> [STATED PROBLEM]: Repeat the data verbatim.

(Figure collection entries)
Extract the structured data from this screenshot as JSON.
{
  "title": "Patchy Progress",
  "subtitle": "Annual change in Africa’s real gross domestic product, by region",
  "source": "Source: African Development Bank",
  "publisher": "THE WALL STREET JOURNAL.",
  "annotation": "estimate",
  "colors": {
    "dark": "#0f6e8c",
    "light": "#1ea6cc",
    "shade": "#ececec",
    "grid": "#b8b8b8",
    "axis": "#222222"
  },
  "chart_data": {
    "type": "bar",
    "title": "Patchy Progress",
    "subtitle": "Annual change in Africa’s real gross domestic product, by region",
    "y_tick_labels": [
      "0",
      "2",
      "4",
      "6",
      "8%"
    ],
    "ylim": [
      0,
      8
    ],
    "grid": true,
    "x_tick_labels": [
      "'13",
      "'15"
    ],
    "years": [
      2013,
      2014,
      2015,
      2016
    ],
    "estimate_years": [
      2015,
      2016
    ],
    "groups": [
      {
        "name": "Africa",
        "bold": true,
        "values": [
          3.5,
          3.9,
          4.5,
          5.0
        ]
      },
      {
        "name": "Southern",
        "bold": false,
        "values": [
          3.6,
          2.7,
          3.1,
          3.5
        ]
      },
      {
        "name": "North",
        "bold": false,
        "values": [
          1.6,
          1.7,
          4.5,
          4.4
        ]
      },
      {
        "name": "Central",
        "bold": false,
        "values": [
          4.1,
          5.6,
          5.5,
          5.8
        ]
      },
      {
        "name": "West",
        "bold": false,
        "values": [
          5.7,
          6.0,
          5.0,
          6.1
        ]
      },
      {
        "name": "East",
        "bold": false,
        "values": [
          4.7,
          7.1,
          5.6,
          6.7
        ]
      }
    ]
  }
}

> [RESPONSE TO THE EXERCISE]:
Extract the structured data from this screenshot as JSON.
{
  "title": "Patchy Progress",
  "subtitle": "Annual change in Africa’s real gross domestic product, by region",
  "source": "Source: African Development Bank",
  "publisher": "THE WALL STREET JOURNAL.",
  "annotation": "estimate",
  "colors": {
    "dark": "#0f6e8c",
    "light": "#1ea6cc",
    "shade": "#ececec",
    "grid": "#b8b8b8",
    "axis": "#222222"
  },
  "chart_data": {
    "type": "bar",
    "title": "Patchy Progress",
    "subtitle": "Annual change in Africa’s real gross domestic product, by region",
    "y_tick_labels": [
      "0",
      "2",
      "4",
      "6",
      "8%"
    ],
    "ylim": [
      0,
      8
    ],
    "grid": true,
    "x_tick_labels": [
      "'13",
      "'15"
    ],
    "years": [
      2013,
      2014,
      2015,
      2016
    ],
    "estimate_years": [
      2015,
      2016
    ],
    "groups": [
      {
        "name": "Africa",
        "bold": true,
        "values": [
          3.5,
          3.9,
          4.5,
          5.0
        ]
      },
      {
        "name": "Southern",
        "bold": false,
        "values": [
          3.6,
          2.7,
          3.1,
          3.5
        ]
      },
      {
        "name": "North",
        "bold": false,
        "values": [
          1.6,
          1.7,
          4.5,
          4.4
        ]
      },
      {
        "name": "Central",
        "bold": false,
        "values": [
          4.1,
          5.6,
          5.5,
          5.8
        ]
      },
      {
        "name": "West",
        "bold": false,
        "values": [
          5.7,
          6.0,
          5.0,
          6.1
        ]
      },
      {
        "name": "East",
        "bold": false,
        "values": [
          4.7,
          7.1,
          5.6,
          6.7
        ]
      }
    ]
  }
}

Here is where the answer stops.